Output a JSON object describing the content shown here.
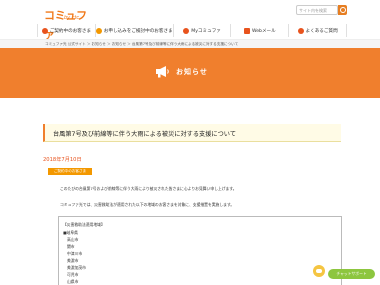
{
  "header": {
    "logo_text": "コミュファ",
    "logo_sub": "by ctc",
    "search_placeholder": "サイト内を検索"
  },
  "nav": [
    {
      "label": "ご契約中のお客さま"
    },
    {
      "label": "お申し込みをご検討中のお客さま"
    },
    {
      "label": "Myコミュファ"
    },
    {
      "label": "Webメール"
    },
    {
      "label": "よくあるご質問"
    }
  ],
  "breadcrumb": "コミュファ光 公式サイト ＞ お知らせ ＞ お知らせ ＞ 台風第7号及び前線等に伴う大雨による被災に対する支援について",
  "banner": {
    "title": "お知らせ"
  },
  "article": {
    "title": "台風第7号及び前線等に伴う大雨による被災に対する支援について",
    "date": "2018年7月10日",
    "category": "ご契約中のお客さま",
    "paragraph1": "このたびの台風第7号および前線等に伴う大雨により被災された皆さまに心よりお見舞い申し上げます。",
    "paragraph2": "コミュファ光では、災害救助法が適用された以下の地域のお客さまを対象に、支援措置を実施します。",
    "area_heading": "【災害救助法適用地域】",
    "pref": "■岐阜県",
    "cities": [
      "高山市",
      "関市",
      "中津川市",
      "美濃市",
      "美濃加茂市",
      "可児市",
      "山県市"
    ]
  },
  "support": {
    "label": "チャットサポート"
  }
}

== == ==

Exercise: Set down every entry word for word, but omit the pictures.

Exercise output:
Output a JSON object describing the content shown here.
{
  "header": {
    "logo_text": "コミュファ",
    "logo_sub": "by ctc",
    "search_placeholder": "サイト内を検索"
  },
  "nav": [
    {
      "label": "ご契約中のお客さま"
    },
    {
      "label": "お申し込みをご検討中のお客さま"
    },
    {
      "label": "Myコミュファ"
    },
    {
      "label": "Webメール"
    },
    {
      "label": "よくあるご質問"
    }
  ],
  "breadcrumb": "コミュファ光 公式サイト ＞ お知らせ ＞ お知らせ ＞ 台風第7号及び前線等に伴う大雨による被災に対する支援について",
  "banner": {
    "title": "お知らせ"
  },
  "article": {
    "title": "台風第7号及び前線等に伴う大雨による被災に対する支援について",
    "date": "2018年7月10日",
    "category": "ご契約中のお客さま",
    "paragraph1": "このたびの台風第7号および前線等に伴う大雨により被災された皆さまに心よりお見舞い申し上げます。",
    "paragraph2": "コミュファ光では、災害救助法が適用された以下の地域のお客さまを対象に、支援措置を実施します。",
    "area_heading": "【災害救助法適用地域】",
    "pref": "■岐阜県",
    "cities": [
      "高山市",
      "関市",
      "中津川市",
      "美濃市",
      "美濃加茂市",
      "可児市",
      "山県市"
    ]
  },
  "support": {
    "label": "チャットサポート"
  }
}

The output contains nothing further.